»»
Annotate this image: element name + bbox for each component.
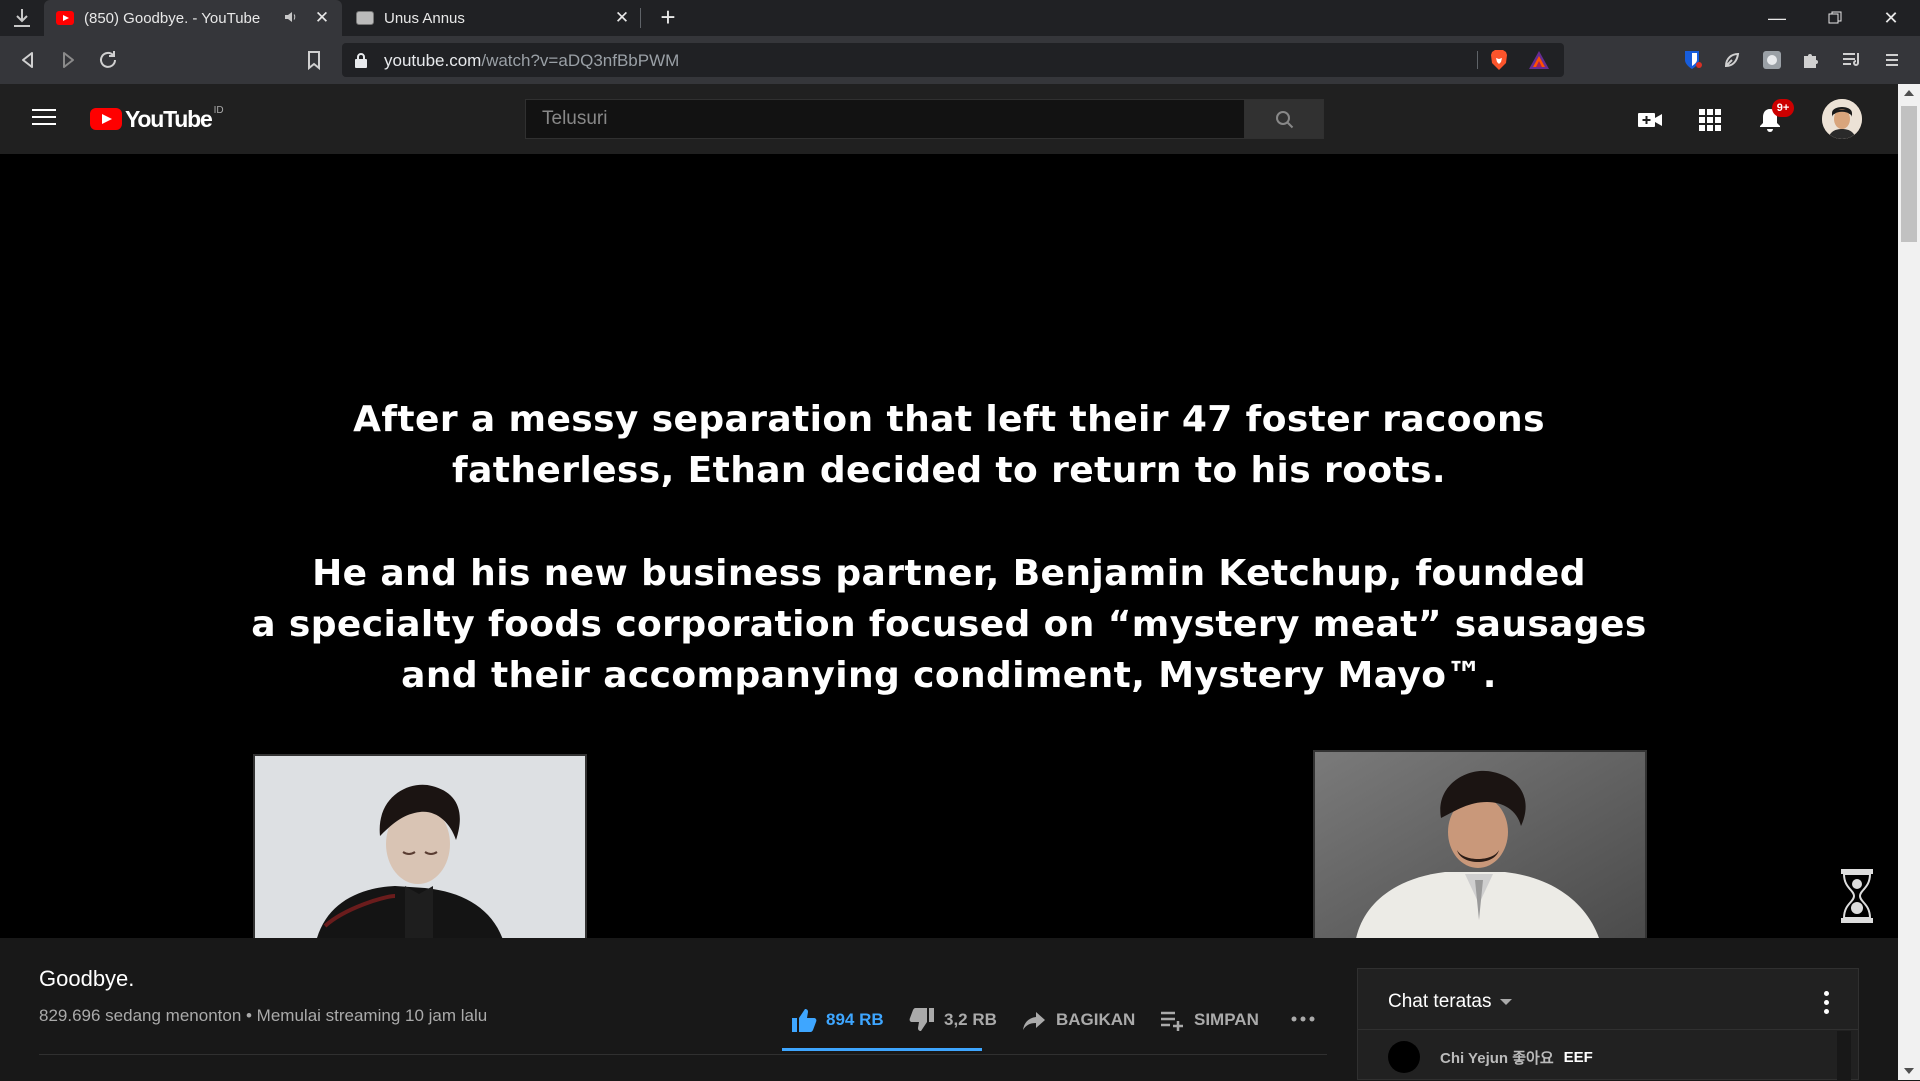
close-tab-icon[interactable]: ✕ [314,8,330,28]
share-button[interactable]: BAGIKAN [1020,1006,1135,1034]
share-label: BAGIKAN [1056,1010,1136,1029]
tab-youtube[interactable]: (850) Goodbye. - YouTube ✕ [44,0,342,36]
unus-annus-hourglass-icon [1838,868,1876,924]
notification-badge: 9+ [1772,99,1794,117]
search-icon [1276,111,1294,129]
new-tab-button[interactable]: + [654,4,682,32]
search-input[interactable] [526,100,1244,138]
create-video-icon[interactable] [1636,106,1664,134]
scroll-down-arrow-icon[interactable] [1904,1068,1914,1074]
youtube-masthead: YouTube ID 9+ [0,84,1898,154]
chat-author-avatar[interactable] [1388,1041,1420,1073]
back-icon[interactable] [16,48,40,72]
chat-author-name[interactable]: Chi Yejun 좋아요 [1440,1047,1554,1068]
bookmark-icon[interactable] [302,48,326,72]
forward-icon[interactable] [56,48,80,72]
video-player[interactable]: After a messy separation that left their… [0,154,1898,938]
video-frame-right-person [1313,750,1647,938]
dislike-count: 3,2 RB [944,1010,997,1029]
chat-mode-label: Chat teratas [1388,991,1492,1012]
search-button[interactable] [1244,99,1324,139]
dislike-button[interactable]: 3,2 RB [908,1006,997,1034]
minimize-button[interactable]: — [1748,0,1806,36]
««
• [Prompt]
Change every "interactable" in the listing above to "clickable", keeping everything else the same. Omit the pictures from your output.

• [Result for this task]
Annotate this image: element name + bbox for each component.
close-tab-icon[clickable]: ✕ [314,8,330,28]
share-button[clickable]: BAGIKAN [1020,1006,1135,1034]
share-label: BAGIKAN [1056,1010,1136,1029]
tab-youtube[clickable]: (850) Goodbye. - YouTube ✕ [44,0,342,36]
unus-annus-hourglass-icon [1838,868,1876,924]
notification-badge: 9+ [1772,99,1794,117]
search-icon [1276,111,1294,129]
new-tab-button[clickable]: + [654,4,682,32]
search-input[clickable] [526,100,1244,138]
create-video-icon[clickable] [1636,106,1664,134]
scroll-down-arrow-icon[clickable] [1904,1068,1914,1074]
youtube-masthead: YouTube ID 9+ [0,84,1898,154]
chat-author-avatar[clickable] [1388,1041,1420,1073]
back-icon[clickable] [16,48,40,72]
chat-author-name[clickable]: Chi Yejun 좋아요 [1440,1047,1554,1068]
bookmark-icon[clickable] [302,48,326,72]
forward-icon[clickable] [56,48,80,72]
video-player[clickable]: After a messy separation that left their… [0,154,1898,938]
video-frame-right-person [1313,750,1647,938]
dislike-count: 3,2 RB [944,1010,997,1029]
chat-mode-label: Chat teratas [1388,991,1492,1012]
search-button[clickable] [1244,99,1324,139]
dislike-button[clickable]: 3,2 RB [908,1006,997,1034]
minimize-button[clickable]: — [1748,0,1806,36]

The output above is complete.